LOCATING INTERNETS is an innovative, multi-disciplinary, workshop that engages with some of the most crucial debates around Internet and Society within academic scholarship, discourse and practice in India. It explores Where, When, How and What has changed with the emergence of Internet and Digital Technologies in the country. The Internet is not a singular monolithic entity but is articulated in various forms – sometimes materially, through accessing the web; at others, through our experiences; and yet others through imaginations of policy and law. Internets have become a part of our everyday practice, from museums and archives, to school and university programmes, living rooms and public spaces, relationships and our bodily lived realities. It becomes necessary to reconfigure our existing concepts, frameworks and ideas to make sense of the rapidly digitising world around us. The Internet is no longer contained in niche disciplines or specialised everyday practices. LOCATING INTERNETS invites scholars, teachers, researchers, advanced research students and educationalists from any discipline to learn and discuss how to ask new questions and design innovative curricula in their discipline by introducing concepts and ideas from path-breaking research in India.
Comprised of training, public lectures, open discussion spaces, and hands-on curriculum building exercises, this workshop will introduce the participants to contemporary debates, help them articulate concerns and problems from their own research and practice, and build knowledge clusters to develop innovative and open curricula which can be implemented in interdisciplinary undergraduate spaces in the country. It showcases the research outputs produced by the Centre for Internet and Society’s Researchers @ Work Programme, and brings together nine researchers to talk about alternative histories, processes, and bodies of the Internets, and how they can be integrated into mainstream pedagogic practices and teaching environments.

● **DATA PROVIDED**

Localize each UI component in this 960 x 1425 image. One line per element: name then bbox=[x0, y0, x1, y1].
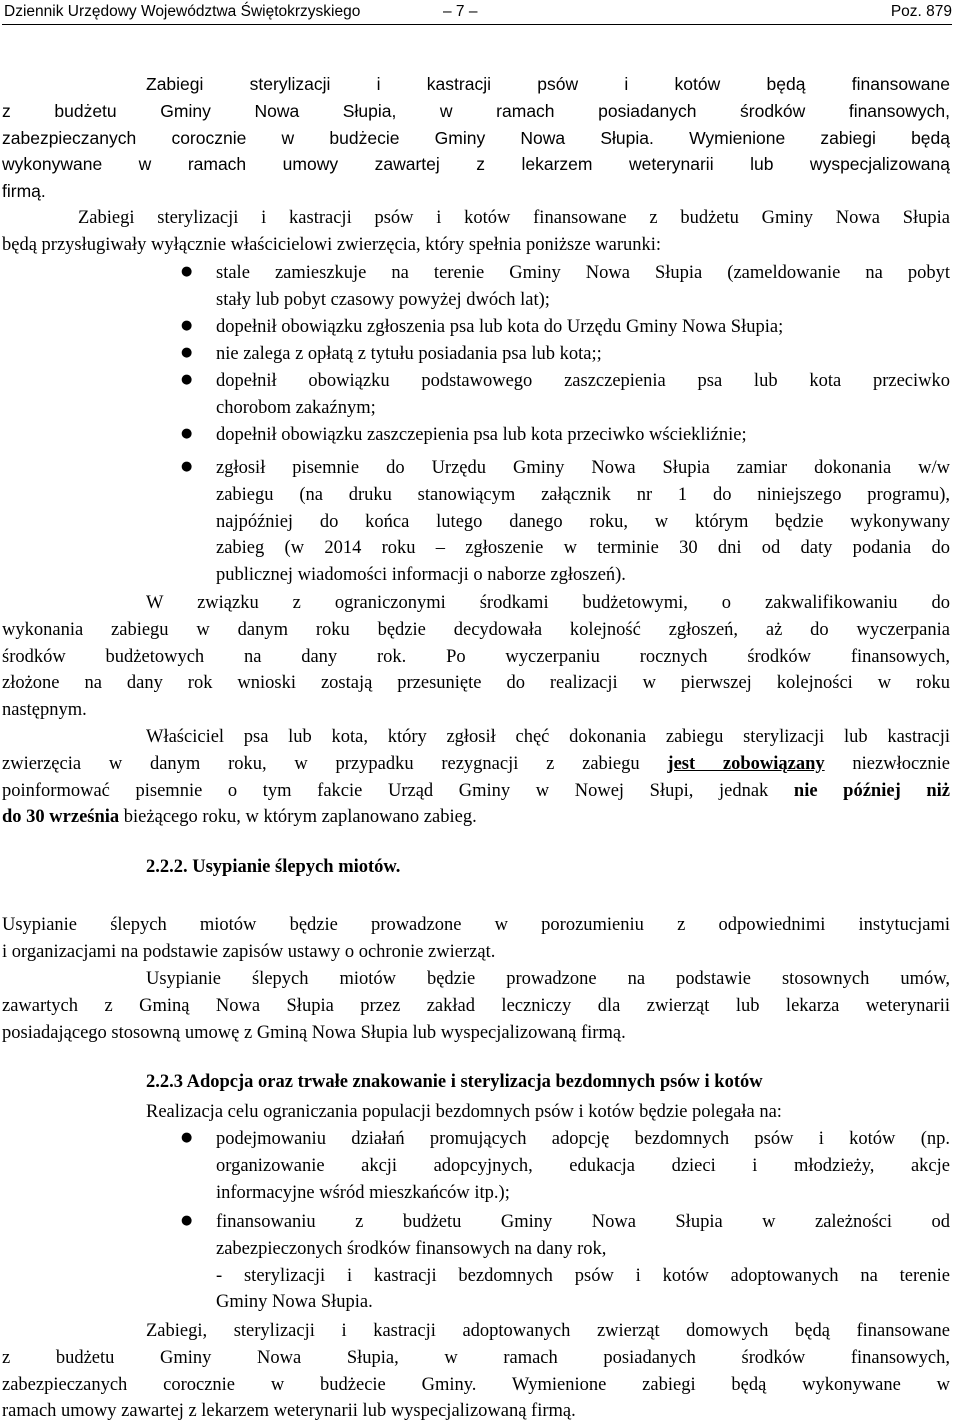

● **JOB**
Extend the description of the LOCATING INTERNETS workshop, beginning right after its last sentence. The data that comes after the workshop description has no connection to it.

● **TASK OUTPUT**
Knowledge Clusters for the Workshop
LOCATING INTERNETS is designed innovatively to accommodate for various intellectual and practice based needs of the participants. While the aim is to introduce the participants to a wide interdisciplinary range of scholarship, we also hope to address particular disciplinary and scholarly concerns of the participants. The workshop is further divided into three knowledge clusters which help the participants to focus their energies and ideas in the course of the four days.
- Bridging the Gap: This workshop seeks to break away from the utopian public discourse of the Internets as a-historical and completely dis-attached from existing technology ecologies in the country. This knowledge cluster intends to produce frameworks that help us contextualize the contemporary internet policy, discourse and practice within larger geo-political and socio-historical flows and continuities in Modern India. The first cluster chartsdifferent pre-histories of the Internets, mapping the continuities and ruptures through philosophy of techno-science, archiving practices, and electronifcation of governments,to develop new technology-society perspectives.
- Paradigms of Practice: One of the biggest concerns about Internet studies in India and other similar developed contexts is the object oriented approach that looks largely at specific usages, access, infrastructure, etc. However, it is necessary to understand that the Internet is not merely a tool or a gadget. The growth of Internets produces systemic changes at the level of process and thought. The technologies often get appropriated for governance both by the state and the civil society, producing new processes and dissonances which need to be charted. The second cluster looks at certain contemporary processes that the digital and Internet technologies change drastically in order to recalibrate the relationship between the state, the market and the citizen.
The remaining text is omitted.